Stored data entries
::::::::::

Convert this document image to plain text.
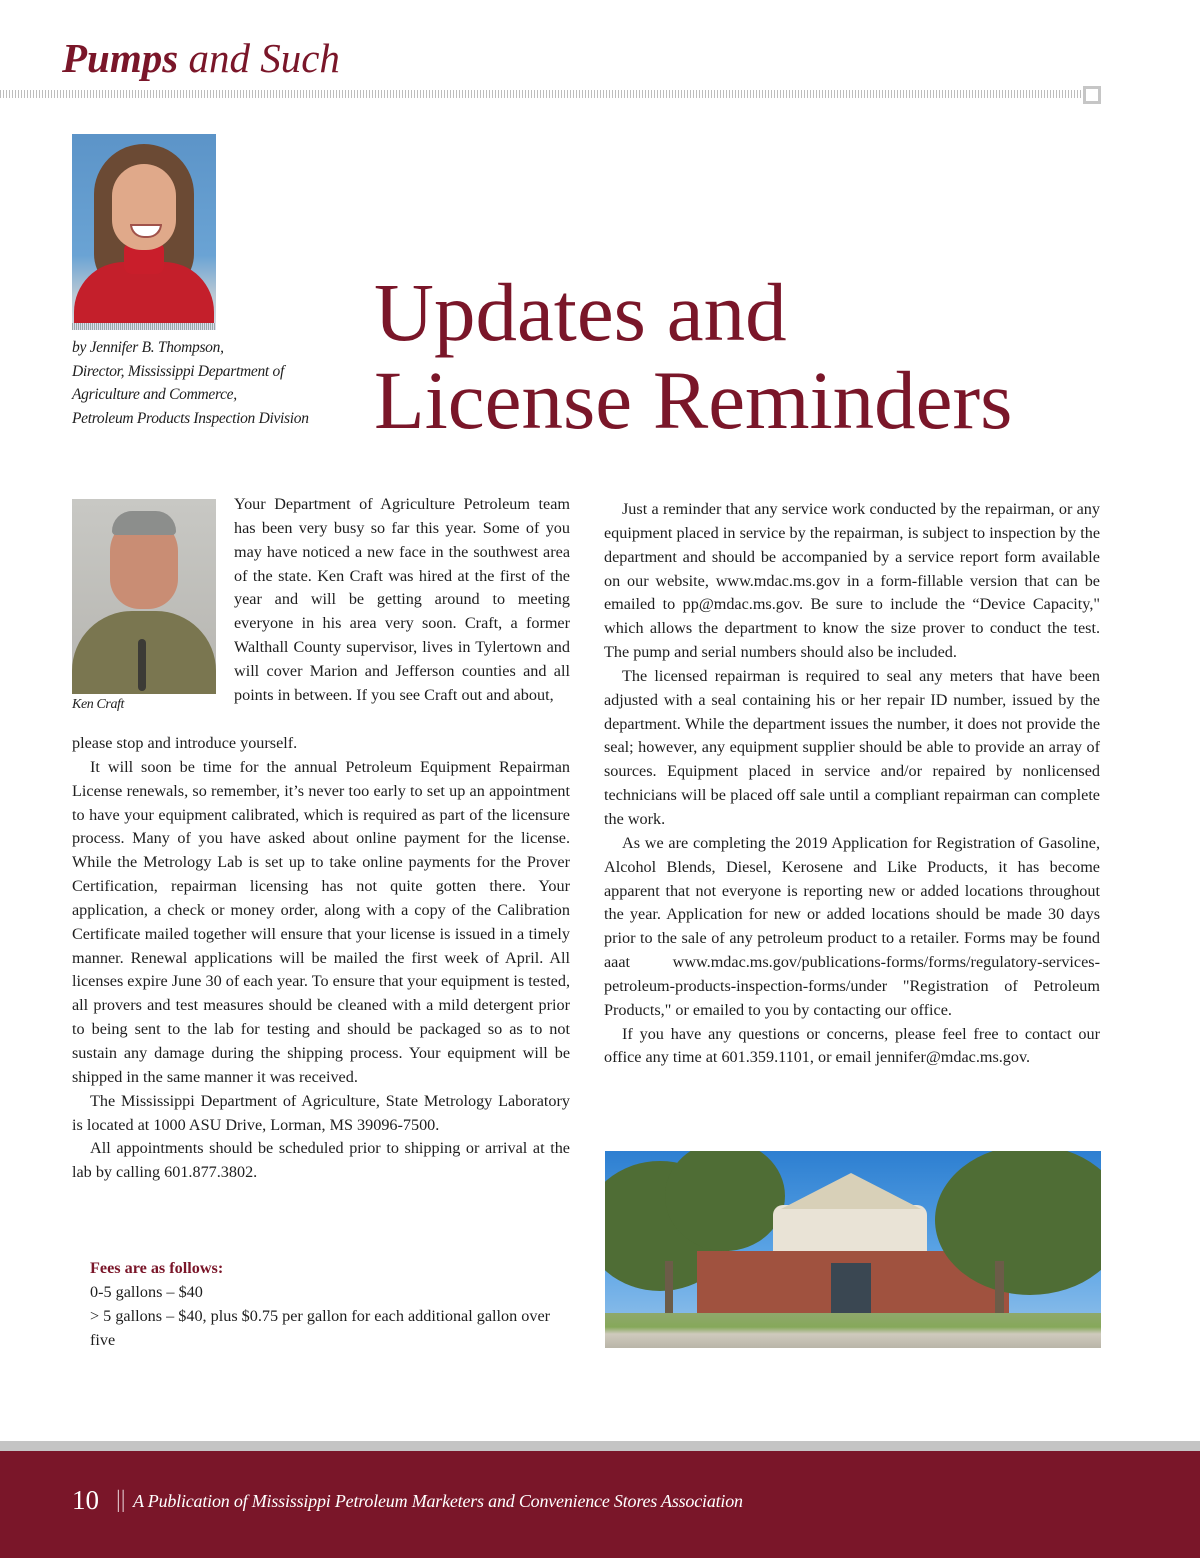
Pumps and Such
by Jennifer B. Thompson,
Director, Mississippi Department of
Agriculture and Commerce,
Petroleum Products Inspection Division
Updates and
License Reminders
Ken Craft

Your Department of Agriculture Petroleum team has been very busy so far this year. Some of you may have noticed a new face in the southwest area of the state. Ken Craft was hired at the first of the year and will be getting around to meeting everyone in his area very soon. Craft, a former Walthall County supervisor, lives in Tylertown and will cover Marion and Jefferson counties and all points in between. If you see Craft out and about,

please stop and introduce yourself.

It will soon be time for the annual Petroleum Equipment Repairman License renewals, so remember, it’s never too early to set up an appointment to have your equipment calibrated, which is required as part of the licensure process. Many of you have asked about online payment for the license. While the Metrology Lab is set up to take online payments for the Prover Certification, repairman licensing has not quite gotten there. Your application, a check or money order, along with a copy of the Calibration Certificate mailed together will ensure that your license is issued in a timely manner. Renewal applications will be mailed the first week of April. All licenses expire June 30 of each year. To ensure that your equipment is tested, all provers and test measures should be cleaned with a mild detergent prior to being sent to the lab for testing and should be packaged so as to not sustain any damage during the shipping process. Your equipment will be shipped in the same manner it was received.

The Mississippi Department of Agriculture, State Metrology Laboratory is located at 1000 ASU Drive, Lorman, MS 39096-7500.

All appointments should be scheduled prior to shipping or arrival at the lab by calling 601.877.3802.

Fees are as follows:
0-5 gallons – $40
> 5 gallons – $40, plus $0.75 per gallon for each additional gallon over five

Just a reminder that any service work conducted by the repairman, or any equipment placed in service by the repairman, is subject to inspection by the department and should be accompanied by a service report form available on our website, www.mdac.ms.gov in a form-fillable version that can be emailed to pp@mdac.ms.gov. Be sure to include the “Device Capacity," which allows the department to know the size prover to conduct the test. The pump and serial numbers should also be included.

The licensed repairman is required to seal any meters that have been adjusted with a seal containing his or her repair ID number, issued by the department. While the department issues the number, it does not provide the seal; however, any equipment supplier should be able to provide an array of sources. Equipment placed in service and/or repaired by nonlicensed technicians will be placed off sale until a compliant repairman can complete the work.

As we are completing the 2019 Application for Registration of Gasoline, Alcohol Blends, Diesel, Kerosene and Like Products, it has become apparent that not everyone is reporting new or added locations throughout the year. Application for new or added locations should be made 30 days prior to the sale of any petroleum product to a retailer. Forms may be found aaat www.mdac.ms.gov/publications-forms/forms/regulatory-services-petroleum-products-inspection-forms/under "Registration of Petroleum Products," or emailed to you by contacting our office.

If you have any questions or concerns, please feel free to contact our office any time at 601.359.1101, or email jennifer@mdac.ms.gov.

10 || A Publication of Mississippi Petroleum Marketers and Convenience Stores Association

::::::::::

EXERCISE TASK: Identify every line above that includes the word "Mississippi", and show those lines.

FULL SOLUTION:
Director, Mississippi Department of
The Mississippi Department of Agriculture, State Metrology Laboratory is located at 1000 ASU Drive, Lorman, MS 39096-7500.
10 || A Publication of Mississippi Petroleum Marketers and Convenience Stores Association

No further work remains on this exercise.